--- Start INFORMATION PROVIDED ---

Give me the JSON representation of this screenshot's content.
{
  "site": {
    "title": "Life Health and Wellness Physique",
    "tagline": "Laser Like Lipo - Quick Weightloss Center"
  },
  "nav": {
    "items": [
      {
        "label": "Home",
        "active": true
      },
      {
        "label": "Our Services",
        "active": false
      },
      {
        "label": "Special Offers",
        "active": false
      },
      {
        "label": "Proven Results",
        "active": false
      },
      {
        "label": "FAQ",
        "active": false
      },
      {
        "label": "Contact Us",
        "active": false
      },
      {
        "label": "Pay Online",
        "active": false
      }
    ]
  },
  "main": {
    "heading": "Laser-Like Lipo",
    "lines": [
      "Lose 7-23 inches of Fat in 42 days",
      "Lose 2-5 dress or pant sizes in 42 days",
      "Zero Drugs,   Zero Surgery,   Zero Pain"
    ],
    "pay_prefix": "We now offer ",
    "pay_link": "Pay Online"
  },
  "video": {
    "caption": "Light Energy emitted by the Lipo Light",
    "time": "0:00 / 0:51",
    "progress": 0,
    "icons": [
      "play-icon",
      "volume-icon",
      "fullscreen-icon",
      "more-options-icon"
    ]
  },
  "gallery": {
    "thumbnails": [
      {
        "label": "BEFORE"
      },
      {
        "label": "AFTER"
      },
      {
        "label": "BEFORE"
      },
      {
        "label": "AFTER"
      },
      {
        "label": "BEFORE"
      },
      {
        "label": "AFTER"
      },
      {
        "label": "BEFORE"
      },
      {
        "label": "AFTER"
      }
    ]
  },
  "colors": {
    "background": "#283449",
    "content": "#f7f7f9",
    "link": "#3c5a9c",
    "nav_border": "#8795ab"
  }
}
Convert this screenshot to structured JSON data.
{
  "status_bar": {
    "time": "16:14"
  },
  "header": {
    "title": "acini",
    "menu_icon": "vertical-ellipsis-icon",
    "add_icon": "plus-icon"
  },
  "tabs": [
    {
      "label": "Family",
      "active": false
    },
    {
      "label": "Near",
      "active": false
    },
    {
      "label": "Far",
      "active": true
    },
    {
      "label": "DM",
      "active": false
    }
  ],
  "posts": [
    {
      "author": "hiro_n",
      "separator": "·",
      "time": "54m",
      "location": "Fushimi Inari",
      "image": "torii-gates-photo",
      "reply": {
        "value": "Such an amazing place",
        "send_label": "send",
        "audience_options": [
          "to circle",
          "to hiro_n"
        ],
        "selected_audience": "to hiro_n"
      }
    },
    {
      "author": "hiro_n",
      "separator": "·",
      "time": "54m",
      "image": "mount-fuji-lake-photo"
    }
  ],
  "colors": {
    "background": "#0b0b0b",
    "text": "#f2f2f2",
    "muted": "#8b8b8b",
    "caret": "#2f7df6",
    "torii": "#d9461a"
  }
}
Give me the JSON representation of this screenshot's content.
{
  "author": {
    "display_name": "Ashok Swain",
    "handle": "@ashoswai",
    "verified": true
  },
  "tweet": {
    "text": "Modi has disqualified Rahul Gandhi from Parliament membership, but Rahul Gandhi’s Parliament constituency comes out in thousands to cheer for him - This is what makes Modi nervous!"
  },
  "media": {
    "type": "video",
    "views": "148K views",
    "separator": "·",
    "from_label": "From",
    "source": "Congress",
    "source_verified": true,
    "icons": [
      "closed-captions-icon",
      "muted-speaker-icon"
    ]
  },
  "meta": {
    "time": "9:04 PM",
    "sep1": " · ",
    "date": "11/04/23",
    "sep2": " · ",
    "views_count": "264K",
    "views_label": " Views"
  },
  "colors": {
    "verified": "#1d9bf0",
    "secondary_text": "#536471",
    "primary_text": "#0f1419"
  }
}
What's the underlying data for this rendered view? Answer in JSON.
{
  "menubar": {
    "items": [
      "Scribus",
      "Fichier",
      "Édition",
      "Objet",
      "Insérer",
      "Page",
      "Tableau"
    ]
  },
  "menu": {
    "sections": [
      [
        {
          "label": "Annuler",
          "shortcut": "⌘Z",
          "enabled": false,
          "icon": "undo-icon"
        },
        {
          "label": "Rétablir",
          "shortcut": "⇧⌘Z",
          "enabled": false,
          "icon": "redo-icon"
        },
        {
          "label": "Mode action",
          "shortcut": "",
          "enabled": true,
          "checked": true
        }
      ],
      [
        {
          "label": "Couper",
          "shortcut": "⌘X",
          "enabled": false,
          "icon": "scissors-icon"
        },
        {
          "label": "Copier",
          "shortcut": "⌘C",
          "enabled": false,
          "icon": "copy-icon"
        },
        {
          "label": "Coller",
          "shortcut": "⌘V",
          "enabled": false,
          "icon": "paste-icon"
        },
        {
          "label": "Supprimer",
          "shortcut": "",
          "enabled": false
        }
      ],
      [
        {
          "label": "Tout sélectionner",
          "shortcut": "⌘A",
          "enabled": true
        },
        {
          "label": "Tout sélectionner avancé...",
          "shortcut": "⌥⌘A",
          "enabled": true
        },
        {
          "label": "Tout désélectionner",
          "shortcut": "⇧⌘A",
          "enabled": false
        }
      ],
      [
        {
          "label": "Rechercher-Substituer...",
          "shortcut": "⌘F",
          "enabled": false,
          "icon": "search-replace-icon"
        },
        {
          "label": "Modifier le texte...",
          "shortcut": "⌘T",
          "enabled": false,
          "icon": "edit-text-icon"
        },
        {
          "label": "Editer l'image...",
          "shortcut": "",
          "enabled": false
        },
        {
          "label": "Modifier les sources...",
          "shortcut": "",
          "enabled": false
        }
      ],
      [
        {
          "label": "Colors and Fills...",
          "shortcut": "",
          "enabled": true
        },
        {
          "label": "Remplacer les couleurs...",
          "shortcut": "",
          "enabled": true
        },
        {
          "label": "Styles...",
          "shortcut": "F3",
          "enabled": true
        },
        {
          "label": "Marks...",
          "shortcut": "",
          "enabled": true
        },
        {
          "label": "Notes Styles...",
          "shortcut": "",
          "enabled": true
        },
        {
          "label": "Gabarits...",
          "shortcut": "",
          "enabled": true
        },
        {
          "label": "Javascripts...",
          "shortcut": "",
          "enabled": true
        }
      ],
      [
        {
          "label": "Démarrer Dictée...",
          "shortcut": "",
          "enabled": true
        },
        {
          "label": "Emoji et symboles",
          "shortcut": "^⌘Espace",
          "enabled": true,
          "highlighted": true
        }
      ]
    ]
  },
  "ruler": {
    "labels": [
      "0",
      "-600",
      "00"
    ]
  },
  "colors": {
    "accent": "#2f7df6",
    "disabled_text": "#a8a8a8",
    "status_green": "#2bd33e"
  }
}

--- End INFORMATION PROVIDED ---

» EXERCISE:
Lines of the material that contain the word "title" are to be gathered.

» WRITTEN SOLUTION:
    "title": "Life Health and Wellness Physique",
    "title": "acini",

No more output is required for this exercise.